EXERCISE AIM:
Pictures stay out of the copy; set down each line of the listing below exactly.

MATERIALS PROVIDED:
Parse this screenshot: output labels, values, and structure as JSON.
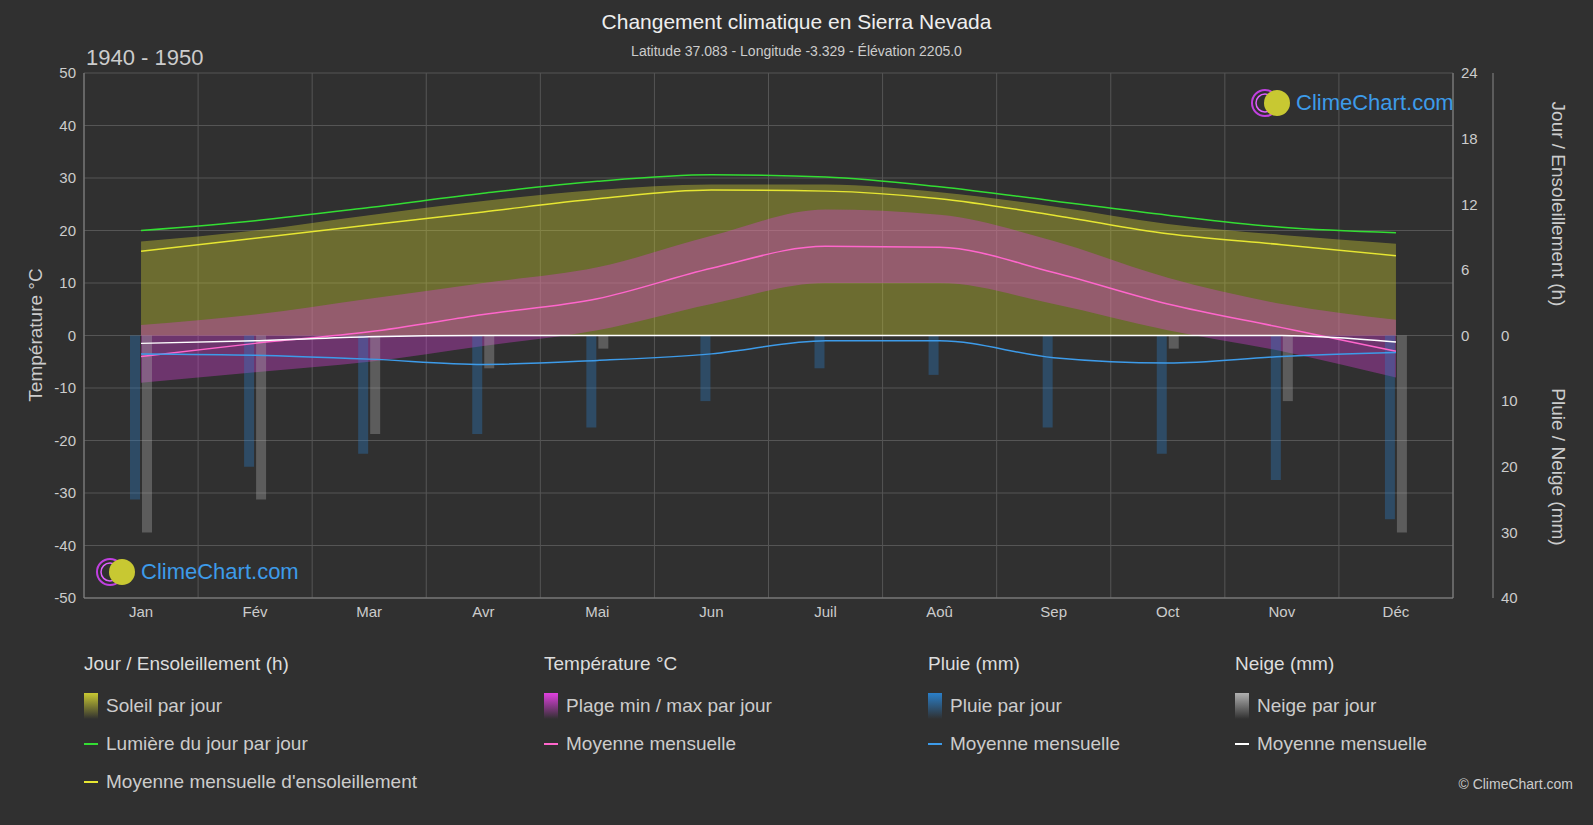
{
  "chart_data": {
    "type": "line",
    "title": "Changement climatique en Sierra Nevada",
    "subtitle": "Latitude 37.083 - Longitude -3.329 - Élévation 2205.0",
    "period": "1940 - 1950",
    "ylabel": "Température °C",
    "y2label": "Jour / Ensoleillement (h)",
    "y3label": "Pluie / Neige (mm)",
    "categories": [
      "Jan",
      "Fév",
      "Mar",
      "Avr",
      "Mai",
      "Jun",
      "Juil",
      "Aoû",
      "Sep",
      "Oct",
      "Nov",
      "Déc"
    ],
    "ylim": [
      -50,
      50
    ],
    "yticks": [
      -50,
      -40,
      -30,
      -20,
      -10,
      0,
      10,
      20,
      30,
      40,
      50
    ],
    "y2lim": [
      -24,
      24
    ],
    "y2ticks": [
      0,
      6,
      12,
      18,
      24
    ],
    "y3lim": [
      -40,
      40
    ],
    "y3ticks": [
      0,
      10,
      20,
      30,
      40
    ],
    "grid": true,
    "series": [
      {
        "name": "Soleil par jour",
        "group": "Jour / Ensoleillement (h)",
        "type": "area",
        "color": "#c8c832",
        "axis": "y2",
        "values": [
          8.6,
          9.6,
          11.0,
          12.3,
          13.3,
          13.8,
          13.8,
          13.1,
          11.8,
          10.2,
          9.2,
          8.4
        ]
      },
      {
        "name": "Plage min / max par jour",
        "group": "Température °C",
        "type": "range",
        "color": "#e040e0",
        "values": [
          [
            -9,
            2
          ],
          [
            -7,
            4
          ],
          [
            -5,
            7
          ],
          [
            -2,
            10
          ],
          [
            1,
            13
          ],
          [
            6,
            19
          ],
          [
            10,
            24
          ],
          [
            10,
            23
          ],
          [
            6,
            18
          ],
          [
            1,
            11
          ],
          [
            -3,
            6
          ],
          [
            -8,
            3
          ]
        ]
      },
      {
        "name": "Pluie par jour",
        "group": "Pluie (mm)",
        "type": "bar",
        "color": "#2a7fc9",
        "axis": "y3",
        "values": [
          25,
          20,
          18,
          15,
          14,
          10,
          5,
          6,
          14,
          18,
          22,
          28
        ]
      },
      {
        "name": "Neige par jour",
        "group": "Neige (mm)",
        "type": "bar",
        "color": "#b0b0b0",
        "axis": "y3",
        "values": [
          30,
          25,
          15,
          5,
          2,
          0,
          0,
          0,
          0,
          2,
          10,
          30
        ]
      },
      {
        "name": "Moyenne mensuelle",
        "group": "Température °C",
        "type": "line",
        "color": "#ff66cc",
        "values": [
          -4,
          -1.5,
          0.7,
          4,
          7,
          12.8,
          17,
          16.8,
          12,
          6,
          1.5,
          -3
        ]
      },
      {
        "name": "Lumière du jour par jour",
        "group": "Jour / Ensoleillement (h)",
        "type": "line",
        "color": "#33dd33",
        "axis": "y2",
        "values": [
          9.6,
          10.5,
          11.7,
          13.0,
          14.1,
          14.7,
          14.5,
          13.6,
          12.3,
          11.0,
          9.9,
          9.4
        ]
      },
      {
        "name": "Moyenne mensuelle d'ensoleillement",
        "group": "Jour / Ensoleillement (h)",
        "type": "line",
        "color": "#e6e632",
        "axis": "y2",
        "values": [
          7.7,
          8.9,
          10.1,
          11.3,
          12.5,
          13.3,
          13.2,
          12.5,
          11.0,
          9.3,
          8.3,
          7.3
        ]
      },
      {
        "name": "Moyenne mensuelle",
        "group": "Pluie (mm)",
        "type": "line",
        "color": "#3d9be9",
        "axis": "y3",
        "values": [
          2.8,
          3.0,
          3.6,
          4.4,
          3.8,
          2.8,
          0.8,
          0.8,
          3.4,
          4.2,
          3.2,
          2.6
        ]
      },
      {
        "name": "Moyenne mensuelle",
        "group": "Neige (mm)",
        "type": "line",
        "color": "#ffffff",
        "axis": "y3",
        "values": [
          1.2,
          0.8,
          0.2,
          0,
          0,
          0,
          0,
          0,
          0,
          0,
          0,
          1.0
        ]
      }
    ]
  },
  "watermark": "ClimeChart.com",
  "copyright": "© ClimeChart.com"
}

SOLUTION FOR THIS PROBLEM:
Parse this screenshot: output labels, values, and structure as JSON.
{
  "chart_data": {
    "type": "line",
    "title": "Changement climatique en Sierra Nevada",
    "subtitle": "Latitude 37.083 - Longitude -3.329 - Élévation 2205.0",
    "period": "1940 - 1950",
    "ylabel": "Température °C",
    "y2label": "Jour / Ensoleillement (h)",
    "y3label": "Pluie / Neige (mm)",
    "categories": [
      "Jan",
      "Fév",
      "Mar",
      "Avr",
      "Mai",
      "Jun",
      "Juil",
      "Aoû",
      "Sep",
      "Oct",
      "Nov",
      "Déc"
    ],
    "ylim": [
      -50,
      50
    ],
    "yticks": [
      -50,
      -40,
      -30,
      -20,
      -10,
      0,
      10,
      20,
      30,
      40,
      50
    ],
    "y2lim": [
      -24,
      24
    ],
    "y2ticks": [
      0,
      6,
      12,
      18,
      24
    ],
    "y3lim": [
      -40,
      40
    ],
    "y3ticks": [
      0,
      10,
      20,
      30,
      40
    ],
    "grid": true,
    "series": [
      {
        "name": "Soleil par jour",
        "group": "Jour / Ensoleillement (h)",
        "type": "area",
        "color": "#c8c832",
        "axis": "y2",
        "values": [
          8.6,
          9.6,
          11.0,
          12.3,
          13.3,
          13.8,
          13.8,
          13.1,
          11.8,
          10.2,
          9.2,
          8.4
        ]
      },
      {
        "name": "Plage min / max par jour",
        "group": "Température °C",
        "type": "range",
        "color": "#e040e0",
        "values": [
          [
            -9,
            2
          ],
          [
            -7,
            4
          ],
          [
            -5,
            7
          ],
          [
            -2,
            10
          ],
          [
            1,
            13
          ],
          [
            6,
            19
          ],
          [
            10,
            24
          ],
          [
            10,
            23
          ],
          [
            6,
            18
          ],
          [
            1,
            11
          ],
          [
            -3,
            6
          ],
          [
            -8,
            3
          ]
        ]
      },
      {
        "name": "Pluie par jour",
        "group": "Pluie (mm)",
        "type": "bar",
        "color": "#2a7fc9",
        "axis": "y3",
        "values": [
          25,
          20,
          18,
          15,
          14,
          10,
          5,
          6,
          14,
          18,
          22,
          28
        ]
      },
      {
        "name": "Neige par jour",
        "group": "Neige (mm)",
        "type": "bar",
        "color": "#b0b0b0",
        "axis": "y3",
        "values": [
          30,
          25,
          15,
          5,
          2,
          0,
          0,
          0,
          0,
          2,
          10,
          30
        ]
      },
      {
        "name": "Moyenne mensuelle",
        "group": "Température °C",
        "type": "line",
        "color": "#ff66cc",
        "values": [
          -4,
          -1.5,
          0.7,
          4,
          7,
          12.8,
          17,
          16.8,
          12,
          6,
          1.5,
          -3
        ]
      },
      {
        "name": "Lumière du jour par jour",
        "group": "Jour / Ensoleillement (h)",
        "type": "line",
        "color": "#33dd33",
        "axis": "y2",
        "values": [
          9.6,
          10.5,
          11.7,
          13.0,
          14.1,
          14.7,
          14.5,
          13.6,
          12.3,
          11.0,
          9.9,
          9.4
        ]
      },
      {
        "name": "Moyenne mensuelle d'ensoleillement",
        "group": "Jour / Ensoleillement (h)",
        "type": "line",
        "color": "#e6e632",
        "axis": "y2",
        "values": [
          7.7,
          8.9,
          10.1,
          11.3,
          12.5,
          13.3,
          13.2,
          12.5,
          11.0,
          9.3,
          8.3,
          7.3
        ]
      },
      {
        "name": "Moyenne mensuelle",
        "group": "Pluie (mm)",
        "type": "line",
        "color": "#3d9be9",
        "axis": "y3",
        "values": [
          2.8,
          3.0,
          3.6,
          4.4,
          3.8,
          2.8,
          0.8,
          0.8,
          3.4,
          4.2,
          3.2,
          2.6
        ]
      },
      {
        "name": "Moyenne mensuelle",
        "group": "Neige (mm)",
        "type": "line",
        "color": "#ffffff",
        "axis": "y3",
        "values": [
          1.2,
          0.8,
          0.2,
          0,
          0,
          0,
          0,
          0,
          0,
          0,
          0,
          1.0
        ]
      }
    ]
  },
  "watermark": "ClimeChart.com",
  "copyright": "© ClimeChart.com"
}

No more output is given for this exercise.